Return each line of the records holding the string "name".

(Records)
◇ ◇ ◇ ◇ ◇

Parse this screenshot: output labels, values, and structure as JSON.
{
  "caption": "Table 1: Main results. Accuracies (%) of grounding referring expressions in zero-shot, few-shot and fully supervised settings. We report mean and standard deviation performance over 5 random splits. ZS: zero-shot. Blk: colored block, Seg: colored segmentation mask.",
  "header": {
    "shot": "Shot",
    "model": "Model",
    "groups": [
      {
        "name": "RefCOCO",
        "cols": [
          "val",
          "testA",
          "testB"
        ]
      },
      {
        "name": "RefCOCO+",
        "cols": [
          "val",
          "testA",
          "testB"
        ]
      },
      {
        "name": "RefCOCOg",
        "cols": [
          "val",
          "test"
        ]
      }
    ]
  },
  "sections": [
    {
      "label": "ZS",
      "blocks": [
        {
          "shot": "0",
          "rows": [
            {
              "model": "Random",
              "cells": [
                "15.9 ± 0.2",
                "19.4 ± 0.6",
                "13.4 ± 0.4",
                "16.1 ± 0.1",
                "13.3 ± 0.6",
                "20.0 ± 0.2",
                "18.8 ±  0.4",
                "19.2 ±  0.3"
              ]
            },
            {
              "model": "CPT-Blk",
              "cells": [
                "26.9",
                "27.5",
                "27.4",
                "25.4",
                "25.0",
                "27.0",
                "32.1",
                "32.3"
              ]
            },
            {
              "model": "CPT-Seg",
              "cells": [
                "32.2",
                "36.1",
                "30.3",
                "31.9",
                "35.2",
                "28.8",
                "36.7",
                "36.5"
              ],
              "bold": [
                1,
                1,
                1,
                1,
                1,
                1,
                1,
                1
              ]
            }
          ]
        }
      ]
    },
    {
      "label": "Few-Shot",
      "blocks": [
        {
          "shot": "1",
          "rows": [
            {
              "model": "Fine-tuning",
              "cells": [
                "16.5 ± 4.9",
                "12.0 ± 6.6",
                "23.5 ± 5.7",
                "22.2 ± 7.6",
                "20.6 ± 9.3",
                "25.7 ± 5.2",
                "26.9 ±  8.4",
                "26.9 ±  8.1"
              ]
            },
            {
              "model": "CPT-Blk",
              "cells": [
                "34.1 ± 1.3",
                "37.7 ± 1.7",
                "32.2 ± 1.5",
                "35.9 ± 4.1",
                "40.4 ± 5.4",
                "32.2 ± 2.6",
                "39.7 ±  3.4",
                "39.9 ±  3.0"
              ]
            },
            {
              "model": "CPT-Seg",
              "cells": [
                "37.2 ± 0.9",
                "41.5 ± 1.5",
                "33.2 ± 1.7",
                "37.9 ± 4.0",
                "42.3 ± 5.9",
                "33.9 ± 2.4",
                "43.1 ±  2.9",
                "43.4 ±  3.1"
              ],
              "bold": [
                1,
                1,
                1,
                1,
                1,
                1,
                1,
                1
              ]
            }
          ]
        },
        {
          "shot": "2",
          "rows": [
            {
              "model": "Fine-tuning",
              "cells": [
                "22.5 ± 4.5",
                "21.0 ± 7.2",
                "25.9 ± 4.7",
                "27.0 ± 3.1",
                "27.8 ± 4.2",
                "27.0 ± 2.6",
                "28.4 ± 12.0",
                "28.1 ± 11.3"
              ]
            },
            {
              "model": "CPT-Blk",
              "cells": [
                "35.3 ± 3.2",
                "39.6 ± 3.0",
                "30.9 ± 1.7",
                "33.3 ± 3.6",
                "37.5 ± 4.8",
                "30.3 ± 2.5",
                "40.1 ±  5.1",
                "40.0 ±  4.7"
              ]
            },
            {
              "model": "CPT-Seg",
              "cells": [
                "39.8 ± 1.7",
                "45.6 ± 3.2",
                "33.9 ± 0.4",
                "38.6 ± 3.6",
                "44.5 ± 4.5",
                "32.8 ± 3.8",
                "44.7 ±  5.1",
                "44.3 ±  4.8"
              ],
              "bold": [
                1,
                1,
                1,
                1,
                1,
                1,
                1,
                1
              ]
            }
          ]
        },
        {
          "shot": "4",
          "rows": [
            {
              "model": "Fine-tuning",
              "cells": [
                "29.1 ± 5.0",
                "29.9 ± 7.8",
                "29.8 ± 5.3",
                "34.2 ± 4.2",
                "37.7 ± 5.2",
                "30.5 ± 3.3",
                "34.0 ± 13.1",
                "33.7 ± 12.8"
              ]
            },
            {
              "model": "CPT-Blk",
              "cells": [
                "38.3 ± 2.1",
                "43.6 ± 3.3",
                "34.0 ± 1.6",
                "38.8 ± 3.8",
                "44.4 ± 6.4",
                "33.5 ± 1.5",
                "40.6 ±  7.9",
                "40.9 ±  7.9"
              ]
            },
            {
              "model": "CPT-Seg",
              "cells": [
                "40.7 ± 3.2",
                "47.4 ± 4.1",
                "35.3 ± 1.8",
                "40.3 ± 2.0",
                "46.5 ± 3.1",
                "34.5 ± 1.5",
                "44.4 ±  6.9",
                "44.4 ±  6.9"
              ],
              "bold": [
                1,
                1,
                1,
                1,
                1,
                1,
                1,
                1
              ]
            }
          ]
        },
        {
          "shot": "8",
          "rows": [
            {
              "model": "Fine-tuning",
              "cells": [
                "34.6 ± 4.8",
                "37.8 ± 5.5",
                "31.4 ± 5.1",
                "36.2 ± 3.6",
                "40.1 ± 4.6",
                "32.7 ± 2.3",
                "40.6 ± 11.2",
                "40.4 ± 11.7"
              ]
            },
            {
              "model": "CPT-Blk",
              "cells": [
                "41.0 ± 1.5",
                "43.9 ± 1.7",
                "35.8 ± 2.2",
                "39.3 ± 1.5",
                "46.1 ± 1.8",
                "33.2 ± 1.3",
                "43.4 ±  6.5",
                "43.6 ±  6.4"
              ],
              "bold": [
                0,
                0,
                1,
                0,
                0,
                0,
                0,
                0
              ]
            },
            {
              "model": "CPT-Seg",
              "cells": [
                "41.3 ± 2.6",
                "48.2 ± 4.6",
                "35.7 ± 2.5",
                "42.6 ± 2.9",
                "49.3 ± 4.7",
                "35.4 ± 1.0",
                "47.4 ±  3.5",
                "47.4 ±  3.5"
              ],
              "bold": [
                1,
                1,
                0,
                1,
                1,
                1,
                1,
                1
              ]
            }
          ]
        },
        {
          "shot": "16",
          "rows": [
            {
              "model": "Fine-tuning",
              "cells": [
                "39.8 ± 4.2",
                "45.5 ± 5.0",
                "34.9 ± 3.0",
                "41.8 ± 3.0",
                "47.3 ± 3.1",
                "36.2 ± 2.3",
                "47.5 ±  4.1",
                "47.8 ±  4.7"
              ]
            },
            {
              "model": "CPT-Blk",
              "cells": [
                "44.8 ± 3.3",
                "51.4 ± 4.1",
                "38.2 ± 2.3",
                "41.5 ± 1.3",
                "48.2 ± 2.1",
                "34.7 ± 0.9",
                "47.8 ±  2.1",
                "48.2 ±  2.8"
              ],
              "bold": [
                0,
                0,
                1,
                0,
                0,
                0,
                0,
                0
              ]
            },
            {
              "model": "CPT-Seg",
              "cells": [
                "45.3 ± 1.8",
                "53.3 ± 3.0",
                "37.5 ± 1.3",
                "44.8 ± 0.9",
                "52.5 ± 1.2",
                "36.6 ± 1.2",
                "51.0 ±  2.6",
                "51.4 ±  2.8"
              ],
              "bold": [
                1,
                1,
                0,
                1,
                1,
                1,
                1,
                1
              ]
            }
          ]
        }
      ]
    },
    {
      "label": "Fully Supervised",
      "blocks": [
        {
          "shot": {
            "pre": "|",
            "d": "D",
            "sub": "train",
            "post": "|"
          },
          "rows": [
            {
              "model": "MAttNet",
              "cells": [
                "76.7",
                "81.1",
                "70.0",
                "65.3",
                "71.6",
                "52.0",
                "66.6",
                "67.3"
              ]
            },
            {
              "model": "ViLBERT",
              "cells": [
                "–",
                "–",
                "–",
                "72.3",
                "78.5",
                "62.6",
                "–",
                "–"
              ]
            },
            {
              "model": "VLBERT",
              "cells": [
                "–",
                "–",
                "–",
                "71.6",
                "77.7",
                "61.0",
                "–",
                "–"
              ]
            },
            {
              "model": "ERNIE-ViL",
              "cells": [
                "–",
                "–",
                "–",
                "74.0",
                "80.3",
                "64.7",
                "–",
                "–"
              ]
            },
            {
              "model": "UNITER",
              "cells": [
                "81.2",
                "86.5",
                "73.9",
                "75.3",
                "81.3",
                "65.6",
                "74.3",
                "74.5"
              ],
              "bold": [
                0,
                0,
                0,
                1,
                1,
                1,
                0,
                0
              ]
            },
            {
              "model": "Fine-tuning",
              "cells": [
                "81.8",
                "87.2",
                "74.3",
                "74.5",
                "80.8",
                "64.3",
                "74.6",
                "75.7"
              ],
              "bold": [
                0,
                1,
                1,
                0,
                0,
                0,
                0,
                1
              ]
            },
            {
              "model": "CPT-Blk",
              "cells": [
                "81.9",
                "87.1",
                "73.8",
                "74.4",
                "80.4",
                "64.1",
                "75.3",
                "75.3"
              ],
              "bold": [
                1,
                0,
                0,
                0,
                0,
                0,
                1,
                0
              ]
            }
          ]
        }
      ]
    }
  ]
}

◇ ◇ ◇ ◇ ◇

§ **OUTPUT OF THE TASK**
        "name": "RefCOCO",
        "name": "RefCOCO+",
        "name": "RefCOCOg",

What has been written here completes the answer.